Stated exercise
Locate the word "Measure" in the material, then show every line that holds it.

::::

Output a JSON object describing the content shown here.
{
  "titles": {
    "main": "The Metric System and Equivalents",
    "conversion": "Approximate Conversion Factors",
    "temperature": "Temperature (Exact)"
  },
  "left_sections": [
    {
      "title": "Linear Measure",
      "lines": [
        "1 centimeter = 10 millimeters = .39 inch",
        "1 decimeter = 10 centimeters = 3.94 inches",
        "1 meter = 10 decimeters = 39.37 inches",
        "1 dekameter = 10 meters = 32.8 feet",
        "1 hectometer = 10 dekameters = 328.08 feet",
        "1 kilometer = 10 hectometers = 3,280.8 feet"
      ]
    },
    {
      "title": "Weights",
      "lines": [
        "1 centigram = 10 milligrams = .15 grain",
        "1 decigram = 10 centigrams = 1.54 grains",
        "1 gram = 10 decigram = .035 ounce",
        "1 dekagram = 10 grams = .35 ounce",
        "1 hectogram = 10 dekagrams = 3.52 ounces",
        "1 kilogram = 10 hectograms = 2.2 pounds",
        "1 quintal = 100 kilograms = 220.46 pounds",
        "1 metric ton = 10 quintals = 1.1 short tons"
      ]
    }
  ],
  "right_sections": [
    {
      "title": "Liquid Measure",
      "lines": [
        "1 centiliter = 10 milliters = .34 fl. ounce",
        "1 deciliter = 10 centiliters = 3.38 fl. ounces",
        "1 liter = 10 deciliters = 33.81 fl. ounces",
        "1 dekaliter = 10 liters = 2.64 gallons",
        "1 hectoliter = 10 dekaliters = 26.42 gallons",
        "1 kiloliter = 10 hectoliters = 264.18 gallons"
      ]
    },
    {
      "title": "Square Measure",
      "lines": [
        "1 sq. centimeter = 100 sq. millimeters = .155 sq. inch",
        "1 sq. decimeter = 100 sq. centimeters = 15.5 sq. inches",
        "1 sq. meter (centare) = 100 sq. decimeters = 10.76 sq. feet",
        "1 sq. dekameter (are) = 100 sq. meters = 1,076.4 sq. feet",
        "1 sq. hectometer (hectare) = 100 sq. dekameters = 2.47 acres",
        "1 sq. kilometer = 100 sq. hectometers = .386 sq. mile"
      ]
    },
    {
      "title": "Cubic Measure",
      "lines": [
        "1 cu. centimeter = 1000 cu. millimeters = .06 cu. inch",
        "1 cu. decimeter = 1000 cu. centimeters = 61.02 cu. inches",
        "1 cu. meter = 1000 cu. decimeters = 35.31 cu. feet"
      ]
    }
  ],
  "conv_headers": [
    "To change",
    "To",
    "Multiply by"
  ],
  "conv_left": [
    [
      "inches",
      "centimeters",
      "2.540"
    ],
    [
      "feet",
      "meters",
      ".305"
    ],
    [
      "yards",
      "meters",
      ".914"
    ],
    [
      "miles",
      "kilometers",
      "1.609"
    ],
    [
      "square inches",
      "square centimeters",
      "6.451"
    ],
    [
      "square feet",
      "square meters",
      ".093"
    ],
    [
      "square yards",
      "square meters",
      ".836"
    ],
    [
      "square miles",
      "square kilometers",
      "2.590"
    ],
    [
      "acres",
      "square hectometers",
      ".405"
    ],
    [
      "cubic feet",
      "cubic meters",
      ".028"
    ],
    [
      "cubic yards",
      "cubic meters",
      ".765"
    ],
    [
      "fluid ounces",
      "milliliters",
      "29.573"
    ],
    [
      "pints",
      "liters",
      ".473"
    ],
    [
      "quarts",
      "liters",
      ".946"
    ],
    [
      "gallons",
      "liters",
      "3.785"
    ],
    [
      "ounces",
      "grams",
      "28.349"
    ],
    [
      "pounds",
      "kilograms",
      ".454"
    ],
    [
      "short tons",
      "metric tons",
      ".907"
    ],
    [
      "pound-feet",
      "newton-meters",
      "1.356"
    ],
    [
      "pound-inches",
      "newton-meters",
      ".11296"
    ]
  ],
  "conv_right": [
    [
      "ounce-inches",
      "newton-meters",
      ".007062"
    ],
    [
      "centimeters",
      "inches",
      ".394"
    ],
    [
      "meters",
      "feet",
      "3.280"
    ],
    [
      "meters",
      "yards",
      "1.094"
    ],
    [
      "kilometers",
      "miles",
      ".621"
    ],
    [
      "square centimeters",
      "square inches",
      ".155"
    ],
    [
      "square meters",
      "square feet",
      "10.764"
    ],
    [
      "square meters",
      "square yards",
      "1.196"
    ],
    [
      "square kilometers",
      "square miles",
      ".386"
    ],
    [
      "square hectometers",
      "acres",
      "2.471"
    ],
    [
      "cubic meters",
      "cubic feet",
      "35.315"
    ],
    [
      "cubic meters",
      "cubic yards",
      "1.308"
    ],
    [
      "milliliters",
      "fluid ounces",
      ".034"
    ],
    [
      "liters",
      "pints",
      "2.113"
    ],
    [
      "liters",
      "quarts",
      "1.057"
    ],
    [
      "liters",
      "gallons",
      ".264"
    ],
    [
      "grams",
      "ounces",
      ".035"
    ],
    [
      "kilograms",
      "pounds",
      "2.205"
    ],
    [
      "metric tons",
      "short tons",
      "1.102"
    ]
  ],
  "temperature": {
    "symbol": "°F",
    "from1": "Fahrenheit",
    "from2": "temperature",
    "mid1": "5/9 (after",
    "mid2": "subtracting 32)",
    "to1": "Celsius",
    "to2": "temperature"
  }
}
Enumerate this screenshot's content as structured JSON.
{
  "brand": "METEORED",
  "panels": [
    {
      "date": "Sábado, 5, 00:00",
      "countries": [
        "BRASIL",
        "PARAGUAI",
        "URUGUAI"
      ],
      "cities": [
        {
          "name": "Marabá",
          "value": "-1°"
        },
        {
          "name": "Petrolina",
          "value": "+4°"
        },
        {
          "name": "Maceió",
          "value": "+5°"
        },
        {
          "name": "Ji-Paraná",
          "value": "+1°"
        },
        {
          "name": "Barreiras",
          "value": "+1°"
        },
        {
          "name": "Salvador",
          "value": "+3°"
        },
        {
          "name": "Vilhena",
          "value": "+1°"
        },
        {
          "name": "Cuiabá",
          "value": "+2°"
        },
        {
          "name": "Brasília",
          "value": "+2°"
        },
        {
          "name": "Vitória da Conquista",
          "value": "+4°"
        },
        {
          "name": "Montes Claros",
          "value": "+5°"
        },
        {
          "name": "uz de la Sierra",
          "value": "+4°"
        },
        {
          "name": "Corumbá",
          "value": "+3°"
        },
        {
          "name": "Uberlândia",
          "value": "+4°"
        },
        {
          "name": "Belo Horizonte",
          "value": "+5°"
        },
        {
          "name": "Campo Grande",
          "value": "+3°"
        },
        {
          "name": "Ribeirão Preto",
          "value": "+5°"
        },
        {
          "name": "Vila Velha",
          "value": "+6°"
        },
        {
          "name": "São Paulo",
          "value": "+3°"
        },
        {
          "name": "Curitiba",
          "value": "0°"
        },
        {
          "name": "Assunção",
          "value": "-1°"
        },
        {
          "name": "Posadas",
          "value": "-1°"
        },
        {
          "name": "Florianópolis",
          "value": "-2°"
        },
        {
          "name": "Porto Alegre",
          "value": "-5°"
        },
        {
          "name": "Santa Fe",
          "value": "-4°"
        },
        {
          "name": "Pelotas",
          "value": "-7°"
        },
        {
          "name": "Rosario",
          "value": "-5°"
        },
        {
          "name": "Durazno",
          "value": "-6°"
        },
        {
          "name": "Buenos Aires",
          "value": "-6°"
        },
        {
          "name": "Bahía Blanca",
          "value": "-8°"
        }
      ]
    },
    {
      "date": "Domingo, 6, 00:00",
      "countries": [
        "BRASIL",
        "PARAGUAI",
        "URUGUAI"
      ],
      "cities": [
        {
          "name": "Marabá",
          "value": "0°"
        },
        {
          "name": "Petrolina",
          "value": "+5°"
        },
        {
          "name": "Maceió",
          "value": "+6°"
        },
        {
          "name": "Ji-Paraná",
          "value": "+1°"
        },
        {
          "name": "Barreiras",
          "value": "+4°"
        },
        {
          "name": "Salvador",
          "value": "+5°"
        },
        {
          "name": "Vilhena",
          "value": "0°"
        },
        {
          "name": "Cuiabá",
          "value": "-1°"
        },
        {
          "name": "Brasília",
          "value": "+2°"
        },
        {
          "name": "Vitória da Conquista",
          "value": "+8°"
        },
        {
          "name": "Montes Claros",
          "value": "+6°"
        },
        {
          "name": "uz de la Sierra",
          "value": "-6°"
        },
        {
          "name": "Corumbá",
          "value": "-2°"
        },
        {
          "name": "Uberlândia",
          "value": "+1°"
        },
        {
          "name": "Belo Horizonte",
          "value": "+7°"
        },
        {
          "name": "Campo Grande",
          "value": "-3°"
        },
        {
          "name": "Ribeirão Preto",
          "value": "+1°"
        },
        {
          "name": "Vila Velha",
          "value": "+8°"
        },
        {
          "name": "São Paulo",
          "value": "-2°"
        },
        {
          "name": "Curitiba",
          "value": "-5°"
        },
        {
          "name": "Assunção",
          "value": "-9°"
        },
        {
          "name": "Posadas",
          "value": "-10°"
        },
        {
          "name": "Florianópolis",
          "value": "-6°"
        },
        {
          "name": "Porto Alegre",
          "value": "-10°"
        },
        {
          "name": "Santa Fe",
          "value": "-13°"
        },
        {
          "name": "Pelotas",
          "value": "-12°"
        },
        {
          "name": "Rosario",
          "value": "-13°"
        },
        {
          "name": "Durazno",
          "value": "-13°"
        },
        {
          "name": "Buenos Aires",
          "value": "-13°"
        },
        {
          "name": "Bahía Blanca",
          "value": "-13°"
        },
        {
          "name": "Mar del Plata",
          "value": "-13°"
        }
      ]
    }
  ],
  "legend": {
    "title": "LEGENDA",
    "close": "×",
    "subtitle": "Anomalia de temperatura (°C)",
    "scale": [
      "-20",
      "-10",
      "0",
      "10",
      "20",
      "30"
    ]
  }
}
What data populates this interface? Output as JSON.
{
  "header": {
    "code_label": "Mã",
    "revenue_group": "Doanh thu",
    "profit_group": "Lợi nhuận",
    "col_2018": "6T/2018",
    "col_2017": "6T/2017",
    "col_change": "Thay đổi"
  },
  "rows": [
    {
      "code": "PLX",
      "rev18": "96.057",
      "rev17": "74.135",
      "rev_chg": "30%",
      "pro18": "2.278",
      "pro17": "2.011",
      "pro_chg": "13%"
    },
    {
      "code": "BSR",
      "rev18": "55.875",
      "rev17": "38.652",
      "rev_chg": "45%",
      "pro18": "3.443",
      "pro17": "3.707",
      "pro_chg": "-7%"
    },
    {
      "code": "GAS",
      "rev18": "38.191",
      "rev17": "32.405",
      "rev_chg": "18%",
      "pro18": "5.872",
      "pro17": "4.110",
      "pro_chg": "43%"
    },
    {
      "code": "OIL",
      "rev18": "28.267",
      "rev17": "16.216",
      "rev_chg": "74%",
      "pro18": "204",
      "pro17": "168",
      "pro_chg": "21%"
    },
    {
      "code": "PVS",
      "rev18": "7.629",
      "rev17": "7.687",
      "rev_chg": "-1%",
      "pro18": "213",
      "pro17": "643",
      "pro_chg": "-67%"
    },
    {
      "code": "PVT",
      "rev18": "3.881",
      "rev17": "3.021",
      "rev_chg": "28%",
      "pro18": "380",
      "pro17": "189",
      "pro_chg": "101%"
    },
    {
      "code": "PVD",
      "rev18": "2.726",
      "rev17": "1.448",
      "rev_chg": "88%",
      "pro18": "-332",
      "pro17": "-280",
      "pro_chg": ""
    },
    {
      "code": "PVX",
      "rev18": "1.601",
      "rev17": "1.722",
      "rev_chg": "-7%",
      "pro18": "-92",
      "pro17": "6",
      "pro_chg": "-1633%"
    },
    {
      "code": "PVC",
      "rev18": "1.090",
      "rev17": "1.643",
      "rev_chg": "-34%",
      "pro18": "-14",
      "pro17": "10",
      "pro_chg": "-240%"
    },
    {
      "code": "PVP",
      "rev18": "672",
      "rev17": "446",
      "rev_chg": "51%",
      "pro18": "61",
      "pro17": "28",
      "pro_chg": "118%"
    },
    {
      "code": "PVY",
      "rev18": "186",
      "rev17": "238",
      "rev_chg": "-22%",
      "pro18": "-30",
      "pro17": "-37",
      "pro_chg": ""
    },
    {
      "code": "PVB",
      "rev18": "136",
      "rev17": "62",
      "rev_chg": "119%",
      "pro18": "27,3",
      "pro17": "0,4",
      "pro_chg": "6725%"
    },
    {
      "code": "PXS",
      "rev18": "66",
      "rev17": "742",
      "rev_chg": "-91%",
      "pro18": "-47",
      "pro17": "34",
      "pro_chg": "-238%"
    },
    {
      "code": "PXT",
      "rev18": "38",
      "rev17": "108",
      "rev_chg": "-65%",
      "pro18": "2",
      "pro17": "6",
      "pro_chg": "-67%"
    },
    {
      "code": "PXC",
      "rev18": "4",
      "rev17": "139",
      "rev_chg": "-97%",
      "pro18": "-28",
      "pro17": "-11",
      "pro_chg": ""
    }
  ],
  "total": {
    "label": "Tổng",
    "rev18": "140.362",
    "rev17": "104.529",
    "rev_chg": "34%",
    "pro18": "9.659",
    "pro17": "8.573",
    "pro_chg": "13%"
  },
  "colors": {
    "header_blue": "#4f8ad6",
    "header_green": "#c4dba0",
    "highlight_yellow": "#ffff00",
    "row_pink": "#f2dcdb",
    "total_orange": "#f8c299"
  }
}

::::

Output
      "title": "Linear Measure",
      "title": "Liquid Measure",
      "title": "Square Measure",
      "title": "Cubic Measure",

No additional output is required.